▶ _WRITTEN EXERCISE_
Copy each line below that contains "with".

▶ _RECORDED DATA_
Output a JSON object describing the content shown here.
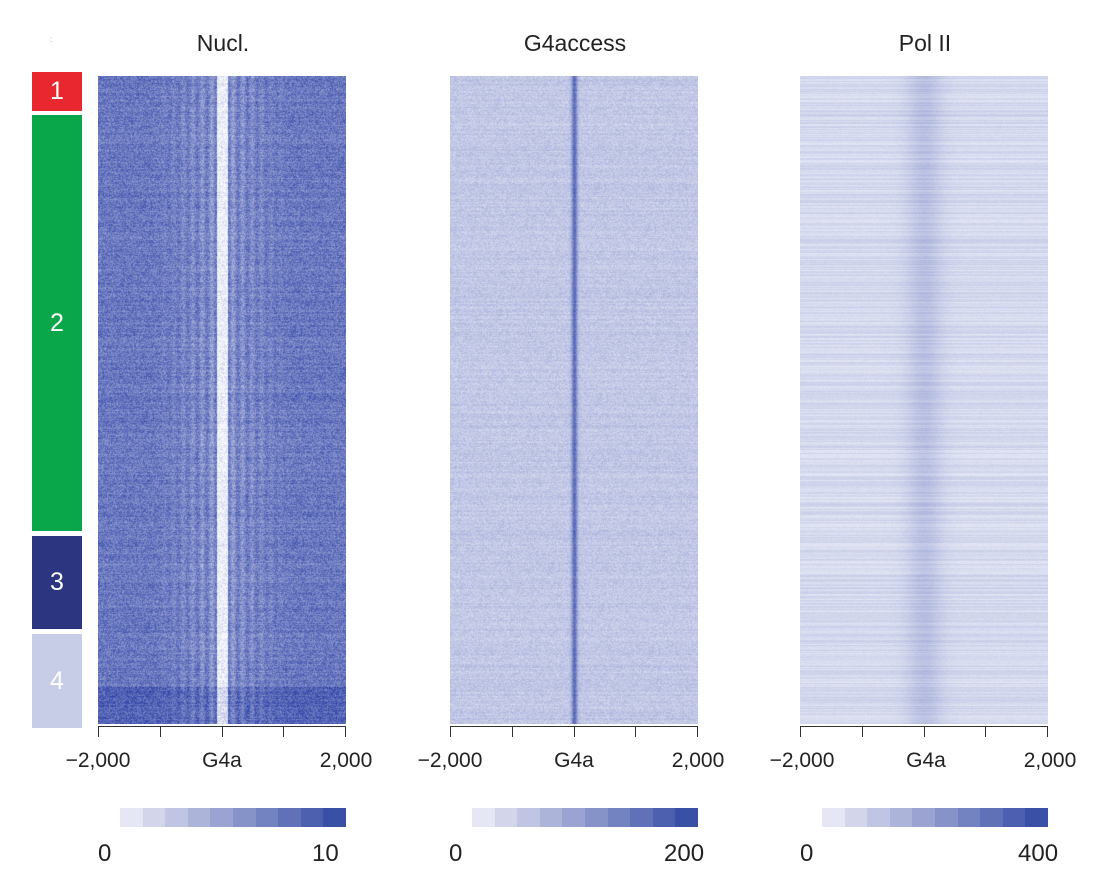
{
  "chart_data": {
    "type": "heatmap",
    "row_groups": [
      {
        "label": "1",
        "color": "#e8282e"
      },
      {
        "label": "2",
        "color": "#0aa64a"
      },
      {
        "label": "3",
        "color": "#2b3580"
      },
      {
        "label": "4",
        "color": "#c7cde6"
      }
    ],
    "panels": [
      {
        "title": "Nucl.",
        "x_ticks": [
          "−2,000",
          "G4a",
          "2,000"
        ],
        "x_range": [
          -2000,
          2000
        ],
        "colorbar": {
          "min": "0",
          "max": "10",
          "low_color": "#e6e7f4",
          "high_color": "#3a4fa6"
        },
        "profile": "nucleosome",
        "base_level": 0.72
      },
      {
        "title": "G4access",
        "x_ticks": [
          "−2,000",
          "G4a",
          "2,000"
        ],
        "x_range": [
          -2000,
          2000
        ],
        "colorbar": {
          "min": "0",
          "max": "200",
          "low_color": "#e6e7f4",
          "high_color": "#3a4fa6"
        },
        "profile": "accessibility_peak",
        "base_level": 0.28
      },
      {
        "title": "Pol II",
        "x_ticks": [
          "−2,000",
          "G4a",
          "2,000"
        ],
        "x_range": [
          -2000,
          2000
        ],
        "colorbar": {
          "min": "0",
          "max": "400",
          "low_color": "#e6e7f4",
          "high_color": "#3a4fa6"
        },
        "profile": "broad_peak",
        "base_level": 0.2
      }
    ],
    "colorbar_steps": 10
  }
}
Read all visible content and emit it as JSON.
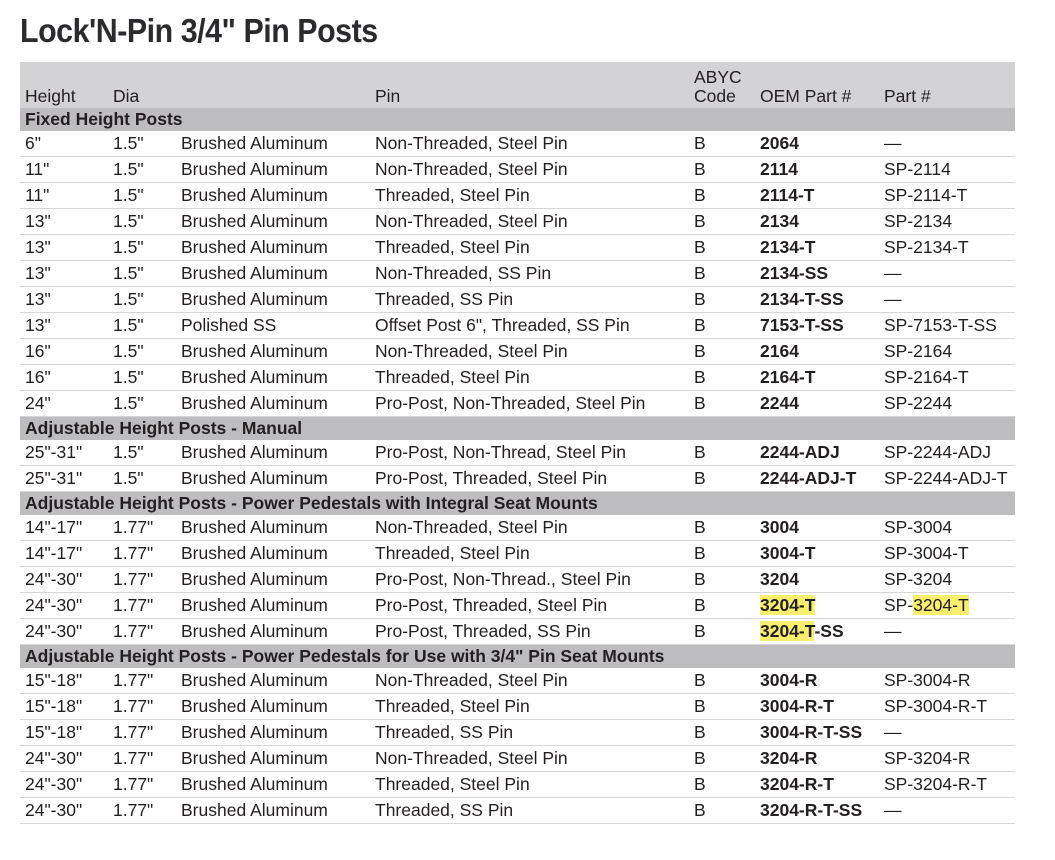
{
  "title": "Lock'N-Pin 3/4\" Pin Posts",
  "highlight_color": "#f9ef6e",
  "headers": [
    "Height",
    "Dia",
    "",
    "Pin",
    "ABYC\nCode",
    "OEM Part #",
    "Part #"
  ],
  "groups": [
    {
      "section": "Fixed Height Posts",
      "rows": [
        [
          "6\"",
          "1.5\"",
          "Brushed Aluminum",
          "Non-Threaded, Steel Pin",
          "B",
          [
            {
              "t": "2064"
            }
          ],
          [
            {
              "t": "—"
            }
          ]
        ],
        [
          "11\"",
          "1.5\"",
          "Brushed Aluminum",
          "Non-Threaded, Steel Pin",
          "B",
          [
            {
              "t": "2114"
            }
          ],
          [
            {
              "t": "SP-2114"
            }
          ]
        ],
        [
          "11\"",
          "1.5\"",
          "Brushed Aluminum",
          "Threaded, Steel Pin",
          "B",
          [
            {
              "t": "2114-T"
            }
          ],
          [
            {
              "t": "SP-2114-T"
            }
          ]
        ],
        [
          "13\"",
          "1.5\"",
          "Brushed Aluminum",
          "Non-Threaded, Steel Pin",
          "B",
          [
            {
              "t": "2134"
            }
          ],
          [
            {
              "t": "SP-2134"
            }
          ]
        ],
        [
          "13\"",
          "1.5\"",
          "Brushed Aluminum",
          "Threaded, Steel Pin",
          "B",
          [
            {
              "t": "2134-T"
            }
          ],
          [
            {
              "t": "SP-2134-T"
            }
          ]
        ],
        [
          "13\"",
          "1.5\"",
          "Brushed Aluminum",
          "Non-Threaded, SS Pin",
          "B",
          [
            {
              "t": "2134-SS"
            }
          ],
          [
            {
              "t": "—"
            }
          ]
        ],
        [
          "13\"",
          "1.5\"",
          "Brushed Aluminum",
          "Threaded, SS Pin",
          "B",
          [
            {
              "t": "2134-T-SS"
            }
          ],
          [
            {
              "t": "—"
            }
          ]
        ],
        [
          "13\"",
          "1.5\"",
          "Polished SS",
          "Offset Post 6\", Threaded, SS Pin",
          "B",
          [
            {
              "t": "7153-T-SS"
            }
          ],
          [
            {
              "t": "SP-7153-T-SS"
            }
          ]
        ],
        [
          "16\"",
          "1.5\"",
          "Brushed Aluminum",
          "Non-Threaded, Steel Pin",
          "B",
          [
            {
              "t": "2164"
            }
          ],
          [
            {
              "t": "SP-2164"
            }
          ]
        ],
        [
          "16\"",
          "1.5\"",
          "Brushed Aluminum",
          "Threaded, Steel Pin",
          "B",
          [
            {
              "t": "2164-T"
            }
          ],
          [
            {
              "t": "SP-2164-T"
            }
          ]
        ],
        [
          "24\"",
          "1.5\"",
          "Brushed Aluminum",
          "Pro-Post, Non-Threaded, Steel Pin",
          "B",
          [
            {
              "t": "2244"
            }
          ],
          [
            {
              "t": "SP-2244"
            }
          ]
        ]
      ]
    },
    {
      "section": "Adjustable Height Posts - Manual",
      "rows": [
        [
          "25\"-31\"",
          "1.5\"",
          "Brushed Aluminum",
          "Pro-Post, Non-Thread, Steel Pin",
          "B",
          [
            {
              "t": "2244-ADJ"
            }
          ],
          [
            {
              "t": "SP-2244-ADJ"
            }
          ]
        ],
        [
          "25\"-31\"",
          "1.5\"",
          "Brushed Aluminum",
          "Pro-Post, Threaded, Steel Pin",
          "B",
          [
            {
              "t": "2244-ADJ-T"
            }
          ],
          [
            {
              "t": "SP-2244-ADJ-T"
            }
          ]
        ]
      ]
    },
    {
      "section": "Adjustable Height Posts - Power Pedestals with Integral Seat Mounts",
      "rows": [
        [
          "14\"-17\"",
          "1.77\"",
          "Brushed Aluminum",
          "Non-Threaded, Steel Pin",
          "B",
          [
            {
              "t": "3004"
            }
          ],
          [
            {
              "t": "SP-3004"
            }
          ]
        ],
        [
          "14\"-17\"",
          "1.77\"",
          "Brushed Aluminum",
          "Threaded, Steel Pin",
          "B",
          [
            {
              "t": "3004-T"
            }
          ],
          [
            {
              "t": "SP-3004-T"
            }
          ]
        ],
        [
          "24\"-30\"",
          "1.77\"",
          "Brushed Aluminum",
          "Pro-Post, Non-Thread., Steel Pin",
          "B",
          [
            {
              "t": "3204"
            }
          ],
          [
            {
              "t": "SP-3204"
            }
          ]
        ],
        [
          "24\"-30\"",
          "1.77\"",
          "Brushed Aluminum",
          "Pro-Post, Threaded, Steel Pin",
          "B",
          [
            {
              "t": "3204-T",
              "hl": true
            }
          ],
          [
            {
              "t": "SP-"
            },
            {
              "t": "3204-T",
              "hl": true
            }
          ]
        ],
        [
          "24\"-30\"",
          "1.77\"",
          "Brushed Aluminum",
          "Pro-Post, Threaded, SS Pin",
          "B",
          [
            {
              "t": "3204-T",
              "hl": true
            },
            {
              "t": "-SS"
            }
          ],
          [
            {
              "t": "—"
            }
          ]
        ]
      ]
    },
    {
      "section": "Adjustable Height Posts - Power Pedestals for Use with 3/4\" Pin Seat Mounts",
      "rows": [
        [
          "15\"-18\"",
          "1.77\"",
          "Brushed Aluminum",
          "Non-Threaded, Steel Pin",
          "B",
          [
            {
              "t": "3004-R"
            }
          ],
          [
            {
              "t": "SP-3004-R"
            }
          ]
        ],
        [
          "15\"-18\"",
          "1.77\"",
          "Brushed Aluminum",
          "Threaded, Steel Pin",
          "B",
          [
            {
              "t": "3004-R-T"
            }
          ],
          [
            {
              "t": "SP-3004-R-T"
            }
          ]
        ],
        [
          "15\"-18\"",
          "1.77\"",
          "Brushed Aluminum",
          "Threaded, SS Pin",
          "B",
          [
            {
              "t": "3004-R-T-SS"
            }
          ],
          [
            {
              "t": "—"
            }
          ]
        ],
        [
          "24\"-30\"",
          "1.77\"",
          "Brushed Aluminum",
          "Non-Threaded, Steel Pin",
          "B",
          [
            {
              "t": "3204-R"
            }
          ],
          [
            {
              "t": "SP-3204-R"
            }
          ]
        ],
        [
          "24\"-30\"",
          "1.77\"",
          "Brushed Aluminum",
          "Threaded, Steel Pin",
          "B",
          [
            {
              "t": "3204-R-T"
            }
          ],
          [
            {
              "t": "SP-3204-R-T"
            }
          ]
        ],
        [
          "24\"-30\"",
          "1.77\"",
          "Brushed Aluminum",
          "Threaded, SS Pin",
          "B",
          [
            {
              "t": "3204-R-T-SS"
            }
          ],
          [
            {
              "t": "—"
            }
          ]
        ]
      ]
    }
  ]
}
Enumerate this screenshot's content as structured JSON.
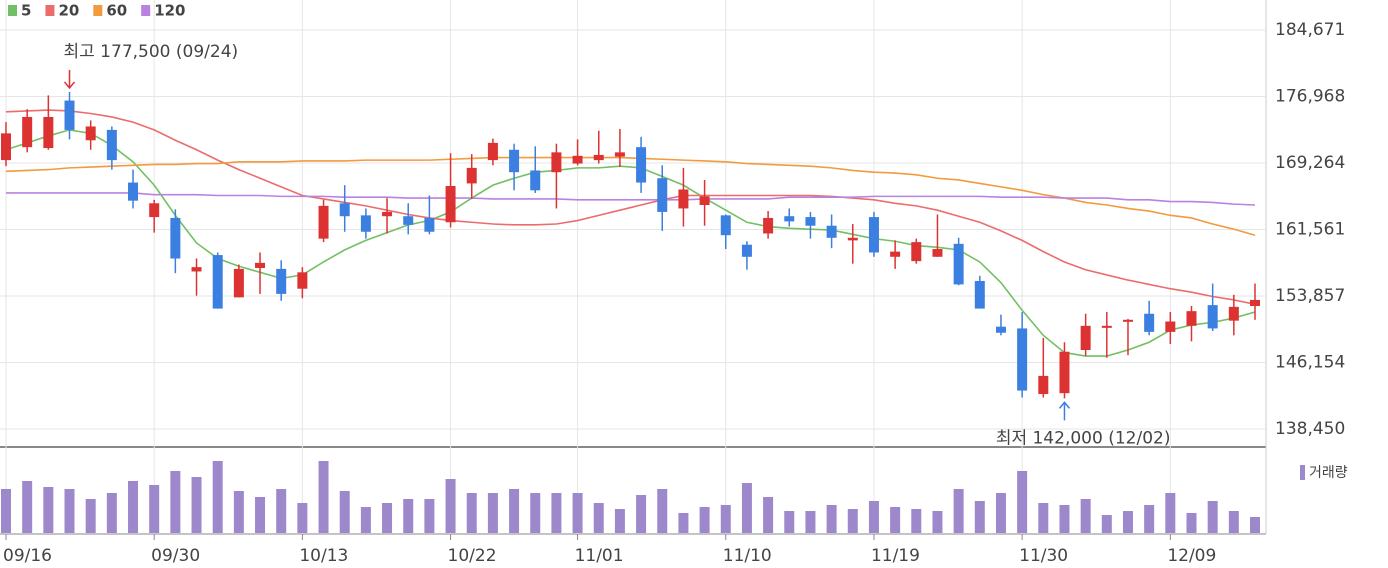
{
  "chart_data": {
    "type": "candlestick",
    "categories": [
      "09/16",
      null,
      null,
      null,
      null,
      null,
      null,
      "09/30",
      null,
      null,
      null,
      null,
      null,
      null,
      "10/13",
      null,
      null,
      null,
      null,
      null,
      null,
      "10/22",
      null,
      null,
      null,
      null,
      null,
      "11/01",
      null,
      null,
      null,
      null,
      null,
      null,
      "11/10",
      null,
      null,
      null,
      null,
      null,
      null,
      "11/19",
      null,
      null,
      null,
      null,
      null,
      null,
      "11/30",
      null,
      null,
      null,
      null,
      null,
      null,
      "12/09",
      null,
      null,
      null,
      null
    ],
    "candles": {
      "open": [
        169600,
        171100,
        171000,
        176500,
        171900,
        173100,
        167000,
        163000,
        162900,
        156700,
        158600,
        153700,
        157100,
        157000,
        154700,
        160500,
        164600,
        163200,
        163100,
        163100,
        162900,
        162400,
        166900,
        169600,
        170800,
        168400,
        168200,
        169200,
        169600,
        170000,
        171100,
        167500,
        164000,
        164400,
        163200,
        159800,
        161100,
        163100,
        163000,
        162000,
        160300,
        163000,
        158400,
        157900,
        158400,
        159900,
        155600,
        150300,
        150100,
        142500,
        142600,
        147600,
        150200,
        150900,
        151800,
        149700,
        150400,
        152800,
        151000,
        152700
      ],
      "high": [
        174000,
        175500,
        177100,
        177500,
        174200,
        173500,
        168500,
        165000,
        163900,
        158200,
        158900,
        157500,
        158900,
        158000,
        157200,
        165000,
        166700,
        164000,
        165200,
        164600,
        165500,
        170400,
        170300,
        172100,
        171500,
        171200,
        171500,
        172000,
        173000,
        173200,
        172300,
        169000,
        168700,
        167300,
        163300,
        160200,
        163700,
        164000,
        163600,
        163300,
        162200,
        163600,
        160300,
        160500,
        163300,
        160600,
        156200,
        151700,
        152000,
        149000,
        148500,
        151800,
        152000,
        151200,
        153300,
        152000,
        152700,
        155300,
        154000,
        155300
      ],
      "low": [
        168900,
        170500,
        170800,
        172000,
        170800,
        168500,
        164000,
        161200,
        156500,
        153900,
        152400,
        153700,
        154100,
        153300,
        153600,
        160100,
        161300,
        160500,
        161100,
        161000,
        161000,
        161800,
        165100,
        169000,
        166100,
        165800,
        164000,
        169000,
        169200,
        168800,
        165800,
        161400,
        161900,
        162000,
        159300,
        156900,
        160500,
        161900,
        160500,
        159400,
        157600,
        158400,
        157000,
        157600,
        158400,
        155100,
        152400,
        149300,
        142100,
        142100,
        142000,
        146900,
        146700,
        147000,
        149300,
        148300,
        148600,
        149800,
        149300,
        151100
      ],
      "close": [
        172700,
        174600,
        174600,
        173100,
        173500,
        169600,
        164900,
        164600,
        158200,
        157200,
        152400,
        157000,
        157700,
        154100,
        156600,
        164300,
        163100,
        161300,
        163600,
        162100,
        161300,
        166600,
        168700,
        171600,
        168200,
        166100,
        170500,
        170100,
        170200,
        170500,
        167000,
        163600,
        166200,
        165400,
        160900,
        158400,
        162900,
        162500,
        162000,
        160600,
        160600,
        158900,
        159000,
        160100,
        159300,
        155200,
        152400,
        149600,
        142900,
        144600,
        147400,
        150400,
        150400,
        151100,
        149700,
        150900,
        152100,
        150100,
        152600,
        153400
      ]
    },
    "up_color": "#dc3232",
    "down_color": "#3b7fe0",
    "series": [
      {
        "name": "5",
        "color": "#72c063",
        "values": [
          170800,
          171600,
          172400,
          173100,
          172700,
          171300,
          169400,
          166700,
          163200,
          160000,
          158200,
          157300,
          156600,
          155900,
          156300,
          157800,
          159200,
          160300,
          161200,
          162100,
          162600,
          163600,
          165200,
          166700,
          167500,
          168200,
          168400,
          168700,
          168700,
          168900,
          168700,
          167700,
          166700,
          165200,
          163800,
          162400,
          161900,
          161700,
          161600,
          161500,
          161000,
          160500,
          160200,
          159700,
          159500,
          159200,
          157800,
          155400,
          152200,
          149300,
          147300,
          146900,
          146900,
          147600,
          148500,
          149900,
          150500,
          150800,
          151300,
          152000
        ]
      },
      {
        "name": "20",
        "color": "#ec6c6c",
        "values": [
          175200,
          175300,
          175400,
          175300,
          175000,
          174600,
          174000,
          173100,
          171900,
          170800,
          169600,
          168500,
          167500,
          166500,
          165500,
          165100,
          164700,
          164300,
          163800,
          163300,
          162900,
          162600,
          162400,
          162200,
          162100,
          162100,
          162200,
          162600,
          163200,
          163800,
          164400,
          165000,
          165500,
          165500,
          165500,
          165500,
          165500,
          165500,
          165500,
          165400,
          165200,
          165000,
          164600,
          164300,
          163800,
          163100,
          162400,
          161400,
          160300,
          159000,
          157800,
          156900,
          156300,
          155700,
          155200,
          154700,
          154300,
          153800,
          153400,
          152900
        ]
      },
      {
        "name": "60",
        "color": "#f39a3e",
        "values": [
          168300,
          168400,
          168500,
          168700,
          168800,
          168900,
          169000,
          169100,
          169100,
          169200,
          169200,
          169400,
          169400,
          169400,
          169500,
          169500,
          169500,
          169600,
          169600,
          169600,
          169600,
          169700,
          169800,
          169900,
          169900,
          169900,
          169900,
          169900,
          169900,
          169900,
          169800,
          169700,
          169600,
          169500,
          169400,
          169200,
          169100,
          169000,
          168900,
          168700,
          168400,
          168200,
          168100,
          167900,
          167500,
          167300,
          166900,
          166500,
          166100,
          165600,
          165200,
          164700,
          164400,
          164000,
          163700,
          163200,
          162900,
          162200,
          161600,
          160900
        ]
      },
      {
        "name": "120",
        "color": "#b982e0",
        "values": [
          165800,
          165800,
          165800,
          165800,
          165800,
          165800,
          165800,
          165600,
          165600,
          165600,
          165500,
          165500,
          165500,
          165400,
          165400,
          165400,
          165300,
          165300,
          165300,
          165200,
          165200,
          165200,
          165200,
          165100,
          165100,
          165100,
          165100,
          165000,
          165000,
          165000,
          165000,
          165000,
          165000,
          165100,
          165100,
          165100,
          165100,
          165300,
          165300,
          165300,
          165300,
          165400,
          165400,
          165400,
          165400,
          165400,
          165400,
          165300,
          165300,
          165300,
          165200,
          165200,
          165200,
          165000,
          165000,
          164800,
          164800,
          164700,
          164500,
          164400
        ]
      }
    ],
    "volume": {
      "name": "거래량",
      "color": "#9d88cc",
      "ylim": [
        0,
        2075000
      ],
      "values": [
        1100000,
        1300000,
        1150000,
        1100000,
        850000,
        1000000,
        1300000,
        1200000,
        1550000,
        1400000,
        1800000,
        1050000,
        900000,
        1100000,
        750000,
        1800000,
        1050000,
        650000,
        750000,
        850000,
        850000,
        1350000,
        1000000,
        1000000,
        1100000,
        1000000,
        1000000,
        1000000,
        750000,
        600000,
        950000,
        1100000,
        500000,
        650000,
        700000,
        1250000,
        900000,
        550000,
        550000,
        700000,
        600000,
        800000,
        650000,
        600000,
        550000,
        1100000,
        800000,
        1000000,
        1550000,
        750000,
        700000,
        850000,
        450000,
        550000,
        700000,
        1000000,
        500000,
        800000,
        550000,
        400000
      ]
    },
    "annotations": [
      {
        "label": "최고 177,500 (09/24)",
        "value": 177500,
        "color": "#dc3232"
      },
      {
        "label": "최저 142,000 (12/02)",
        "value": 142000,
        "color": "#3b7fe0"
      }
    ],
    "ylim": [
      136362,
      188151
    ],
    "yticks": [
      {
        "value": 184671,
        "label": "184,671"
      },
      {
        "value": 176968,
        "label": "176,968"
      },
      {
        "value": 169264,
        "label": "169,264"
      },
      {
        "value": 161561,
        "label": "161,561"
      },
      {
        "value": 153857,
        "label": "153,857"
      },
      {
        "value": 146154,
        "label": "146,154"
      },
      {
        "value": 138450,
        "label": "138,450"
      }
    ],
    "grid": true
  }
}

▶ _TASK RESULT_
      "section": "Adjustable Height Posts - Power Pedestals with Integral Seat Mounts",
      "section": "Adjustable Height Posts - Power Pedestals for Use with 3/4\" Pin Seat Mounts",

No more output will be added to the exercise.